Exercise brief – From the text on Arunava Sen, print everything from "Arunava Sen (born" down to "Voting and Auctions.", word for word.

Selected excerpt –

[Start of Attachment]

Indian researcher and teacher

Arunava Sen (born 3 January 1959) is a professor of economics at the Indian Statistical Institute. He works on Game Theory, Social Choice Theory, Mechanism Design, Voting and Auctions.

== Early life ==
Arunava Sen was born in Bombay (currently, Mumbai) on 3 January 1959. Soon after he was born, his parents moved to Delhi, where he attended the St. Columba's School. In 1970, the family moved to the Chittaranjan Park neighbourhood in South Delhi, where he still lives.

==Education==

Arunava Sen received a B.A. degree in economics from St. Stephen's College, New Delhi, in 1978, and an M.A. degree in economics from Delhi School of Economics in 1980. He then went to Oxford University on an Inlaks scholarship where he received an M.Phil. in 1982. He was tutored and advised by Sir James Mirlees at Oxford University. Then, he joined the Princeton University for his Ph.D. and worked on the theory of implementation under the supervision of Hugo Sonnenschein. He received his Ph.D. in 1987. Besides his advisor Hugo Sonnenschein, other members in his Ph.D. dissertation committee included Andrew Caplin and Joseph Stiglitz.

== Career and research contributions ==
Arunava Sen joined the Delhi center of Indian Statistical Institute immediately after his Ph.D. in 1987 and has been with the institute since then. He is currently a professor at the Economics and Planning Unit of the institute. He is most well known for his contribution to the implementation theory and mechanism design. These subfields of game theory is concerned with the design of mechanisms or institutions that produce socially desirable outcomes in equilibrium. The 2007 Nobel prize in Economics was awarded to Leonid Hurwicz, Eric Maskin, and Roger Myerson for their contribution to the theory of mechanism design and implementation theory. The scientific background document of the Nobel prize cites Arunava Sen's work with his coauthor Dilip Abreu.

[End of Attachment]

Information –
[Start of Attachment]

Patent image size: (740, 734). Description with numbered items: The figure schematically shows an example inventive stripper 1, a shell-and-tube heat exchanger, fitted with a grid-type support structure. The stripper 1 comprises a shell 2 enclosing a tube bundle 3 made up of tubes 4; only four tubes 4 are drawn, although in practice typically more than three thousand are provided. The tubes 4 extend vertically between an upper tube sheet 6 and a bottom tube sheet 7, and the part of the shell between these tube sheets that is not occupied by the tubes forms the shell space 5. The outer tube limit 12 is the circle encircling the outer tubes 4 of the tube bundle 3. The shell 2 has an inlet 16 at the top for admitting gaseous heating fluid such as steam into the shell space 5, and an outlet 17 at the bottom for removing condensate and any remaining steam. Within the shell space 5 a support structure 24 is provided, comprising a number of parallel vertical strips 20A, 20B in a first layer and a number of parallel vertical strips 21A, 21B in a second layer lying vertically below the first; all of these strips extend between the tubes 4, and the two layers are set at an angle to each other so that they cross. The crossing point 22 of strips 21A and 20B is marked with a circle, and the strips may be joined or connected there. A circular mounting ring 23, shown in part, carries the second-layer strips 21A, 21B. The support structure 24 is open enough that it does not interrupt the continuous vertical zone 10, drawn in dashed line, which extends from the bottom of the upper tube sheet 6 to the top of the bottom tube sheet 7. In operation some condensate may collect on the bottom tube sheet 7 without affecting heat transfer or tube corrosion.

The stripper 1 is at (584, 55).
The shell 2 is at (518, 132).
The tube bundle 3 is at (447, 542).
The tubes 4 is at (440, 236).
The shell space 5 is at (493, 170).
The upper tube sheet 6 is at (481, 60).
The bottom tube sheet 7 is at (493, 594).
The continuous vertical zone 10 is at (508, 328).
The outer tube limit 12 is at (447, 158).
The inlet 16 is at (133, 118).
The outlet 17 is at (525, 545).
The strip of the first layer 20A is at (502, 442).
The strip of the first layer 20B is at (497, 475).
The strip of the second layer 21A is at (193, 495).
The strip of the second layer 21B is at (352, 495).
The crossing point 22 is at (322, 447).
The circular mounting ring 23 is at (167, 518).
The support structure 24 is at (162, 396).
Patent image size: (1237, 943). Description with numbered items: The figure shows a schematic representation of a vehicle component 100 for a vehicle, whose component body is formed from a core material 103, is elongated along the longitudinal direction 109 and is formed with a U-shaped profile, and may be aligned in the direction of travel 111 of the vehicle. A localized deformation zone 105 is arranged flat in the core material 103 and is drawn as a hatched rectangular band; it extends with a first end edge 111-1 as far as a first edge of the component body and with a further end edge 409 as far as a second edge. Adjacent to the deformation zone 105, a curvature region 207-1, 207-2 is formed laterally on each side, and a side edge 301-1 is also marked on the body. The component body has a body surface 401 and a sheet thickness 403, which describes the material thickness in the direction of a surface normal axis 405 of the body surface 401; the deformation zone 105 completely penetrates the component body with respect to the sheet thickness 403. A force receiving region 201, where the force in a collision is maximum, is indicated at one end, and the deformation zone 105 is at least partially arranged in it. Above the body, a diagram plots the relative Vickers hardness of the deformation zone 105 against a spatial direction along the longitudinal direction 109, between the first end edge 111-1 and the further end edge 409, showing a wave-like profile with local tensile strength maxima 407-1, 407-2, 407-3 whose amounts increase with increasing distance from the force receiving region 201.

[End of Attachment]

Result for this task –
Arunava Sen (born 3 January 1959) is a professor of economics at the Indian Statistical Institute. He works on Game Theory, Social Choice Theory, Mechanism Design, Voting and Auctions.